### Texto de origem
Venezuelanos mantêm protestos contra fim da RCTV
Agência EFE
CARACAS - Milhares de venezuelanos saíram às ruas nesta terça-feira, pelo terceiro dia seguido, contra a decisão do presidente Hugo Chávez de não renovar a concessão da emissora RCTV, em uma nova demonstração de polarização no país. A RCTV, o canal de televisão mais antigo da Venezuela, acusado por Chávez de 'golpista' e antidemocrático', deixou de ser transmitido à meia-noite de domingo, depois de 53 anos de existência, para ser substituído pela TVes, uma nova emissora estatal.
Desde domingo estão acontecendo passeatas e protestos em várias partes do país, umas para rechaçar a medida e outras para apoiá-la.
A polícia já usou balas de borracha, jatos d'água e gás lacrimogêneo para dispersar as manifestações, depois de ser agredida com pedras, paus e garrafas. Os choques deixaram dezenas de feridos.
O governo afirma que a nova TVes será uma emissora de 'serviço público', independente, e garante que ela terá espaço para a pluralidade. Mas os venezuelanos temem que ela se transforme em mais uma TV a serviço do governo.

### Objetivo
Dê sequência à notícia sobre o fim da RCTV, começando logo após a última frase apresentada. A listagem não tem relação com a notícia sobre o fim da RCTV.

### Listagem fornecida
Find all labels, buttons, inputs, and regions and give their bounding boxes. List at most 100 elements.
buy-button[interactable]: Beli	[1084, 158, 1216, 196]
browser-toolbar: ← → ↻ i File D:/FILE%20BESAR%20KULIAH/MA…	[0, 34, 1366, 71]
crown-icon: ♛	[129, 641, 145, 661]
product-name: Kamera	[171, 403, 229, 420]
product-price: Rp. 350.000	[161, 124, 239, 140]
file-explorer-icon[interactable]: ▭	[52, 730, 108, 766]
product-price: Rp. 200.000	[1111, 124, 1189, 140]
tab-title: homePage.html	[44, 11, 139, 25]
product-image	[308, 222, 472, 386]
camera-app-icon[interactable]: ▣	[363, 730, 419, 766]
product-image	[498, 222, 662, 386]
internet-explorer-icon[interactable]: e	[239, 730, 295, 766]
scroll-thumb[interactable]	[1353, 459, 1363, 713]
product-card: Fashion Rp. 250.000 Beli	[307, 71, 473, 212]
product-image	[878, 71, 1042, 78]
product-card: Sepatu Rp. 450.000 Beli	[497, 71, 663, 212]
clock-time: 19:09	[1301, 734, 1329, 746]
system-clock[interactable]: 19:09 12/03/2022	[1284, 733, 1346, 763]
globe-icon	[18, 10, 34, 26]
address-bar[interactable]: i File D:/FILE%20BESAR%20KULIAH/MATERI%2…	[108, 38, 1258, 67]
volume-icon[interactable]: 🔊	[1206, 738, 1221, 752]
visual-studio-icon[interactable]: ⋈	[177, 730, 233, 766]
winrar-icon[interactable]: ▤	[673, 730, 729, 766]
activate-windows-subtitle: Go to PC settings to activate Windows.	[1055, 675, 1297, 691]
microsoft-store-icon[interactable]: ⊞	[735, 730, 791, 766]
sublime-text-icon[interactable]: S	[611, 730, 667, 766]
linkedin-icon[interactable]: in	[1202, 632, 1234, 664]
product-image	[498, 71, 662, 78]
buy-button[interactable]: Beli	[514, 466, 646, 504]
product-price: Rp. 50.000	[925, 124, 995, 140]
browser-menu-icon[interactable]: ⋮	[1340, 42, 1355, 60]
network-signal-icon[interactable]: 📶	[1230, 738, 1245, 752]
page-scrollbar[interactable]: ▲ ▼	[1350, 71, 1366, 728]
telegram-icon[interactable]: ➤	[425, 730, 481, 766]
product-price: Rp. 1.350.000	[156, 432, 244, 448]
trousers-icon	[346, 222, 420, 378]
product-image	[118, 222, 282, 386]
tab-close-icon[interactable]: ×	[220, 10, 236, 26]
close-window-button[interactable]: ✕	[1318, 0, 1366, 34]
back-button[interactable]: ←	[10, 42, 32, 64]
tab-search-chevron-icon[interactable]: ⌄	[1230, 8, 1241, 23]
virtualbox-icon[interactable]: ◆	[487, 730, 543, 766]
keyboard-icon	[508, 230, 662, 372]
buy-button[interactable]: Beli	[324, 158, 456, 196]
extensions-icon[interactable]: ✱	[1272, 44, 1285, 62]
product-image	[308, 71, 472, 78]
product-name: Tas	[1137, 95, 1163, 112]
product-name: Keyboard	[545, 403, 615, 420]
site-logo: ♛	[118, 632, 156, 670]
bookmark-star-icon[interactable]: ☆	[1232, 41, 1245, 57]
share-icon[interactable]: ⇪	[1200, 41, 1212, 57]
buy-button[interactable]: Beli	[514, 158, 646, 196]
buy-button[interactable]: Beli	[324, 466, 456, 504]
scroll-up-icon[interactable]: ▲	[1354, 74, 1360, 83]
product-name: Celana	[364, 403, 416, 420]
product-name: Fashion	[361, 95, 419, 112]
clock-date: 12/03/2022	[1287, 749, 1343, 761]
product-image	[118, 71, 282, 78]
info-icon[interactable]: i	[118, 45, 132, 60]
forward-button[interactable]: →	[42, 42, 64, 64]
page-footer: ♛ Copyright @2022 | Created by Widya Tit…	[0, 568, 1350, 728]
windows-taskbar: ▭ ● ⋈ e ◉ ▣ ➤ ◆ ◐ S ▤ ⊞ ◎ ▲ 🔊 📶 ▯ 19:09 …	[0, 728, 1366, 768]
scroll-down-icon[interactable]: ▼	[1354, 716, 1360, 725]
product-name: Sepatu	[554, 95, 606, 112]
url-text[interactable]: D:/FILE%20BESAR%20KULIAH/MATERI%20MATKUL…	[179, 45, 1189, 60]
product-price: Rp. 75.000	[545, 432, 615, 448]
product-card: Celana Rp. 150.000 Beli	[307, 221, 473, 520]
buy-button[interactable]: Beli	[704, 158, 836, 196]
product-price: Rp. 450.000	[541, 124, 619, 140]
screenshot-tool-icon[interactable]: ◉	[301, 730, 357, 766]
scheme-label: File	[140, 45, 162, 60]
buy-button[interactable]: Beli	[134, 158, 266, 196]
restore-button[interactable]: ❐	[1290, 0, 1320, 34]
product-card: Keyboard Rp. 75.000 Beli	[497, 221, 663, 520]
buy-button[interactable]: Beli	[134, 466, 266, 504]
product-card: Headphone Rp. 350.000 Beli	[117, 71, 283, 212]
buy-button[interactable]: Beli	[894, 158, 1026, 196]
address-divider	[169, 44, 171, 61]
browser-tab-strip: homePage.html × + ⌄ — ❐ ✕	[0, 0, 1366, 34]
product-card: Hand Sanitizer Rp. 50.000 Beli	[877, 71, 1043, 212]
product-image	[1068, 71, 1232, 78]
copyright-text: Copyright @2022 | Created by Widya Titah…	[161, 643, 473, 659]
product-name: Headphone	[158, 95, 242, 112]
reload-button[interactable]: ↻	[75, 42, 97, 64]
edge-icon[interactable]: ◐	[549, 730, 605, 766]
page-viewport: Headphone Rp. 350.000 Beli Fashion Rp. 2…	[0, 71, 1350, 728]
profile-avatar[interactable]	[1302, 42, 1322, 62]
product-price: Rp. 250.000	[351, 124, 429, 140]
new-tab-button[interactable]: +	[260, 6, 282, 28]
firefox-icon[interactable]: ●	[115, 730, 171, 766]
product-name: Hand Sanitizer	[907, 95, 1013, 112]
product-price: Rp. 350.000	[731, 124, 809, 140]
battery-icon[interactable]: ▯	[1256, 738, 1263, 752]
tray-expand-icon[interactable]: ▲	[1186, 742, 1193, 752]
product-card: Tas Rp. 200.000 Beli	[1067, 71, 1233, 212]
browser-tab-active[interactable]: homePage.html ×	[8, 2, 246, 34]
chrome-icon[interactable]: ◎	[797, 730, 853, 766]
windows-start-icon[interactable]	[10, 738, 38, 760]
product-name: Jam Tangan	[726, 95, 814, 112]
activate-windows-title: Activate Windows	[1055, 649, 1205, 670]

### Resposta redigida
Na terça-feira, milhares de estudantes identificados com o projeto 'socialista' de Chávez reuniram-se numa praça no Centro de Caracas e depois fizeram passeata até o palácio presidencial de Miraflores. - Estamos na defesa solidária da decisão soberana do governo revolucionário do nosso presidente, Hugo Chávez, de não renovar a concessão desse canal nefasto de televisão que se chamava RCTV - disse Luis Alvarez, estudante da Universidade Bolivariana da Venezuela.
Alguns analistas acham que a decisão de não renovar a concessão da RCTV faz parte de um plano para intimidar os outros meios de comunicação, para que eles não critiquem a revolução socialista.